- Data excerpts
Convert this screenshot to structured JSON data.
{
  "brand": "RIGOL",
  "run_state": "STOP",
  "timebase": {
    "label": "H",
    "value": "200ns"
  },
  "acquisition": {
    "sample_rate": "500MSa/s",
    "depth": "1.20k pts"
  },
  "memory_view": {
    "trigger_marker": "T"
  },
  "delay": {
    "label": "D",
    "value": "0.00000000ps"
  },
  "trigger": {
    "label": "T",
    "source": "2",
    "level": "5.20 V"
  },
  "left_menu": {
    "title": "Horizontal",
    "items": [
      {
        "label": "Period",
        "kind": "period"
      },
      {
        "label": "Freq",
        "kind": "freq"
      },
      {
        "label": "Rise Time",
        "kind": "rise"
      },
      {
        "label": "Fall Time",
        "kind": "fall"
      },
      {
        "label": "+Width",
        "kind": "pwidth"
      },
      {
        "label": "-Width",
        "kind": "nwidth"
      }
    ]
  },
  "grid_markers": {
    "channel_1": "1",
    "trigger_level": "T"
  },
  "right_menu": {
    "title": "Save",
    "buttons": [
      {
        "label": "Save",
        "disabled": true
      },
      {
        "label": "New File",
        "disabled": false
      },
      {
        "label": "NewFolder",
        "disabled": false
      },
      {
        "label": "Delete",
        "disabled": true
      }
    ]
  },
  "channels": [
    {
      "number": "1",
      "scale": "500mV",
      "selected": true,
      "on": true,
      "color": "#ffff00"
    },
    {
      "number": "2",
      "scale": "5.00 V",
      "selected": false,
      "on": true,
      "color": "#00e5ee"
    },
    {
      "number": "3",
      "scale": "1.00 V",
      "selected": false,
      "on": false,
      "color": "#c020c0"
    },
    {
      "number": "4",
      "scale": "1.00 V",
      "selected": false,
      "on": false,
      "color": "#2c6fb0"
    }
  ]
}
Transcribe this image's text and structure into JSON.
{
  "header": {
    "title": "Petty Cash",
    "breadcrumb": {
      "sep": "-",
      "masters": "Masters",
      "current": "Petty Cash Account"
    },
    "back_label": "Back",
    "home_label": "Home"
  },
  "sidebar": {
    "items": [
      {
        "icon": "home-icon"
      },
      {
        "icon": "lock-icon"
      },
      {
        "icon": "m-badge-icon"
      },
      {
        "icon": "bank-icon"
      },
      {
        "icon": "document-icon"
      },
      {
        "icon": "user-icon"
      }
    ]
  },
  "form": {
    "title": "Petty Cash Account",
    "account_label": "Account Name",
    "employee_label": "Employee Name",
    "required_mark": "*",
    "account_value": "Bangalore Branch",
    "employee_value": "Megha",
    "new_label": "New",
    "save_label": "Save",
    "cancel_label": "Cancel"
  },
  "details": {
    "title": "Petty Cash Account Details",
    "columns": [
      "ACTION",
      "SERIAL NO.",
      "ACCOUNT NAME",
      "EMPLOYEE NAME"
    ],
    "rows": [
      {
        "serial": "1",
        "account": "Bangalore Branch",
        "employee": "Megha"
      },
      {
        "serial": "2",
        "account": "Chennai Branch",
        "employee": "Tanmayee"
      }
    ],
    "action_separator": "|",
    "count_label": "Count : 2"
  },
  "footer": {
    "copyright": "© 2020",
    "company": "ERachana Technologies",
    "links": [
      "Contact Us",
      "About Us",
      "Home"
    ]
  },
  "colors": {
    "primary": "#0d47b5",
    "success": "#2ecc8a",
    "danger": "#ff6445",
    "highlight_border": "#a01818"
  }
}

- Stated goal
Write out every entry word for word.

- The completed task
Convert this screenshot to structured JSON data.
{
  "brand": "RIGOL",
  "run_state": "STOP",
  "timebase": {
    "label": "H",
    "value": "200ns"
  },
  "acquisition": {
    "sample_rate": "500MSa/s",
    "depth": "1.20k pts"
  },
  "memory_view": {
    "trigger_marker": "T"
  },
  "delay": {
    "label": "D",
    "value": "0.00000000ps"
  },
  "trigger": {
    "label": "T",
    "source": "2",
    "level": "5.20 V"
  },
  "left_menu": {
    "title": "Horizontal",
    "items": [
      {
        "label": "Period",
        "kind": "period"
      },
      {
        "label": "Freq",
        "kind": "freq"
      },
      {
        "label": "Rise Time",
        "kind": "rise"
      },
      {
        "label": "Fall Time",
        "kind": "fall"
      },
      {
        "label": "+Width",
        "kind": "pwidth"
      },
      {
        "label": "-Width",
        "kind": "nwidth"
      }
    ]
  },
  "grid_markers": {
    "channel_1": "1",
    "trigger_level": "T"
  },
  "right_menu": {
    "title": "Save",
    "buttons": [
      {
        "label": "Save",
        "disabled": true
      },
      {
        "label": "New File",
        "disabled": false
      },
      {
        "label": "NewFolder",
        "disabled": false
      },
      {
        "label": "Delete",
        "disabled": true
      }
    ]
  },
  "channels": [
    {
      "number": "1",
      "scale": "500mV",
      "selected": true,
      "on": true,
      "color": "#ffff00"
    },
    {
      "number": "2",
      "scale": "5.00 V",
      "selected": false,
      "on": true,
      "color": "#00e5ee"
    },
    {
      "number": "3",
      "scale": "1.00 V",
      "selected": false,
      "on": false,
      "color": "#c020c0"
    },
    {
      "number": "4",
      "scale": "1.00 V",
      "selected": false,
      "on": false,
      "color": "#2c6fb0"
    }
  ]
}
Transcribe this image's text and structure into JSON.
{
  "header": {
    "title": "Petty Cash",
    "breadcrumb": {
      "sep": "-",
      "masters": "Masters",
      "current": "Petty Cash Account"
    },
    "back_label": "Back",
    "home_label": "Home"
  },
  "sidebar": {
    "items": [
      {
        "icon": "home-icon"
      },
      {
        "icon": "lock-icon"
      },
      {
        "icon": "m-badge-icon"
      },
      {
        "icon": "bank-icon"
      },
      {
        "icon": "document-icon"
      },
      {
        "icon": "user-icon"
      }
    ]
  },
  "form": {
    "title": "Petty Cash Account",
    "account_label": "Account Name",
    "employee_label": "Employee Name",
    "required_mark": "*",
    "account_value": "Bangalore Branch",
    "employee_value": "Megha",
    "new_label": "New",
    "save_label": "Save",
    "cancel_label": "Cancel"
  },
  "details": {
    "title": "Petty Cash Account Details",
    "columns": [
      "ACTION",
      "SERIAL NO.",
      "ACCOUNT NAME",
      "EMPLOYEE NAME"
    ],
    "rows": [
      {
        "serial": "1",
        "account": "Bangalore Branch",
        "employee": "Megha"
      },
      {
        "serial": "2",
        "account": "Chennai Branch",
        "employee": "Tanmayee"
      }
    ],
    "action_separator": "|",
    "count_label": "Count : 2"
  },
  "footer": {
    "copyright": "© 2020",
    "company": "ERachana Technologies",
    "links": [
      "Contact Us",
      "About Us",
      "Home"
    ]
  },
  "colors": {
    "primary": "#0d47b5",
    "success": "#2ecc8a",
    "danger": "#ff6445",
    "highlight_border": "#a01818"
  }
}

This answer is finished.